## start Extracted records

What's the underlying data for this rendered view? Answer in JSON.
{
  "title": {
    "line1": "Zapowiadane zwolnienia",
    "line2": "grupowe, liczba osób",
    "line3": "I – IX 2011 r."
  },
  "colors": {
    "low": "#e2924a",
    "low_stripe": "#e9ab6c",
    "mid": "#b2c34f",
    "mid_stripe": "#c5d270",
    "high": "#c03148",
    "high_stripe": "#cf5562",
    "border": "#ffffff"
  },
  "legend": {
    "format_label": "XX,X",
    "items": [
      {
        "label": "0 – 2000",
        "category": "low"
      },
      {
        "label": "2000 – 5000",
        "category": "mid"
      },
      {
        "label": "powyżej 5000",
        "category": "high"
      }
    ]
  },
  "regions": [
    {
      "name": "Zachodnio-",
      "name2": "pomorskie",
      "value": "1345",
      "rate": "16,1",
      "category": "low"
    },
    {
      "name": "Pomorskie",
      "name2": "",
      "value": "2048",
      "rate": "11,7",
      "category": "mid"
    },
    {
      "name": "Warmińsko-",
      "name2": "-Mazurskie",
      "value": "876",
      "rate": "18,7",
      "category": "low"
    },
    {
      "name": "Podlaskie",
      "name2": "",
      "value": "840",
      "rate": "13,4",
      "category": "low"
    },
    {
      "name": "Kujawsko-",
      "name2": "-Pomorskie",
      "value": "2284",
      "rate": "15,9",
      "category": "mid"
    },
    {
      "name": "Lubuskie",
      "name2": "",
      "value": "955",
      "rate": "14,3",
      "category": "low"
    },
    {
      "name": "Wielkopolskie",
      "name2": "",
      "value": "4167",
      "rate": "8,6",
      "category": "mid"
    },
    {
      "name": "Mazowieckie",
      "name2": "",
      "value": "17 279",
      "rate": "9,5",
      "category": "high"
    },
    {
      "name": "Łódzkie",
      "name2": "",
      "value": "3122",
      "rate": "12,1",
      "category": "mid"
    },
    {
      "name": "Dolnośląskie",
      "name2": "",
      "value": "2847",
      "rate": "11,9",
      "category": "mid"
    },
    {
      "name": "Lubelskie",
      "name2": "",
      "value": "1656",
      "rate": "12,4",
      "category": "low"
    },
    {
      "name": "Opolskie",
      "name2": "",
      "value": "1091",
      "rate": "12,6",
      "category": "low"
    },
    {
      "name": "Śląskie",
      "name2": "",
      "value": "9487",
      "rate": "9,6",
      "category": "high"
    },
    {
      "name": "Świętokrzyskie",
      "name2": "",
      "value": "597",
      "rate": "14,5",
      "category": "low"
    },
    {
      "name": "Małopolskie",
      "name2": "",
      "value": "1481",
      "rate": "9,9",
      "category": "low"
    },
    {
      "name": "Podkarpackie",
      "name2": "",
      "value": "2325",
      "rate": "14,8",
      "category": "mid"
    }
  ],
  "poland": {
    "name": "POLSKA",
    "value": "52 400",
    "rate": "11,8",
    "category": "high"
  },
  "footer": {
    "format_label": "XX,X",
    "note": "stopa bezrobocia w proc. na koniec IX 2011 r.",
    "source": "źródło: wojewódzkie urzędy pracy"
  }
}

## end Extracted records

Task requirements:
Extract all of the data above and output it character for character.

Result of the exercise:
What's the underlying data for this rendered view? Answer in JSON.
{
  "title": {
    "line1": "Zapowiadane zwolnienia",
    "line2": "grupowe, liczba osób",
    "line3": "I – IX 2011 r."
  },
  "colors": {
    "low": "#e2924a",
    "low_stripe": "#e9ab6c",
    "mid": "#b2c34f",
    "mid_stripe": "#c5d270",
    "high": "#c03148",
    "high_stripe": "#cf5562",
    "border": "#ffffff"
  },
  "legend": {
    "format_label": "XX,X",
    "items": [
      {
        "label": "0 – 2000",
        "category": "low"
      },
      {
        "label": "2000 – 5000",
        "category": "mid"
      },
      {
        "label": "powyżej 5000",
        "category": "high"
      }
    ]
  },
  "regions": [
    {
      "name": "Zachodnio-",
      "name2": "pomorskie",
      "value": "1345",
      "rate": "16,1",
      "category": "low"
    },
    {
      "name": "Pomorskie",
      "name2": "",
      "value": "2048",
      "rate": "11,7",
      "category": "mid"
    },
    {
      "name": "Warmińsko-",
      "name2": "-Mazurskie",
      "value": "876",
      "rate": "18,7",
      "category": "low"
    },
    {
      "name": "Podlaskie",
      "name2": "",
      "value": "840",
      "rate": "13,4",
      "category": "low"
    },
    {
      "name": "Kujawsko-",
      "name2": "-Pomorskie",
      "value": "2284",
      "rate": "15,9",
      "category": "mid"
    },
    {
      "name": "Lubuskie",
      "name2": "",
      "value": "955",
      "rate": "14,3",
      "category": "low"
    },
    {
      "name": "Wielkopolskie",
      "name2": "",
      "value": "4167",
      "rate": "8,6",
      "category": "mid"
    },
    {
      "name": "Mazowieckie",
      "name2": "",
      "value": "17 279",
      "rate": "9,5",
      "category": "high"
    },
    {
      "name": "Łódzkie",
      "name2": "",
      "value": "3122",
      "rate": "12,1",
      "category": "mid"
    },
    {
      "name": "Dolnośląskie",
      "name2": "",
      "value": "2847",
      "rate": "11,9",
      "category": "mid"
    },
    {
      "name": "Lubelskie",
      "name2": "",
      "value": "1656",
      "rate": "12,4",
      "category": "low"
    },
    {
      "name": "Opolskie",
      "name2": "",
      "value": "1091",
      "rate": "12,6",
      "category": "low"
    },
    {
      "name": "Śląskie",
      "name2": "",
      "value": "9487",
      "rate": "9,6",
      "category": "high"
    },
    {
      "name": "Świętokrzyskie",
      "name2": "",
      "value": "597",
      "rate": "14,5",
      "category": "low"
    },
    {
      "name": "Małopolskie",
      "name2": "",
      "value": "1481",
      "rate": "9,9",
      "category": "low"
    },
    {
      "name": "Podkarpackie",
      "name2": "",
      "value": "2325",
      "rate": "14,8",
      "category": "mid"
    }
  ],
  "poland": {
    "name": "POLSKA",
    "value": "52 400",
    "rate": "11,8",
    "category": "high"
  },
  "footer": {
    "format_label": "XX,X",
    "note": "stopa bezrobocia w proc. na koniec IX 2011 r.",
    "source": "źródło: wojewódzkie urzędy pracy"
  }
}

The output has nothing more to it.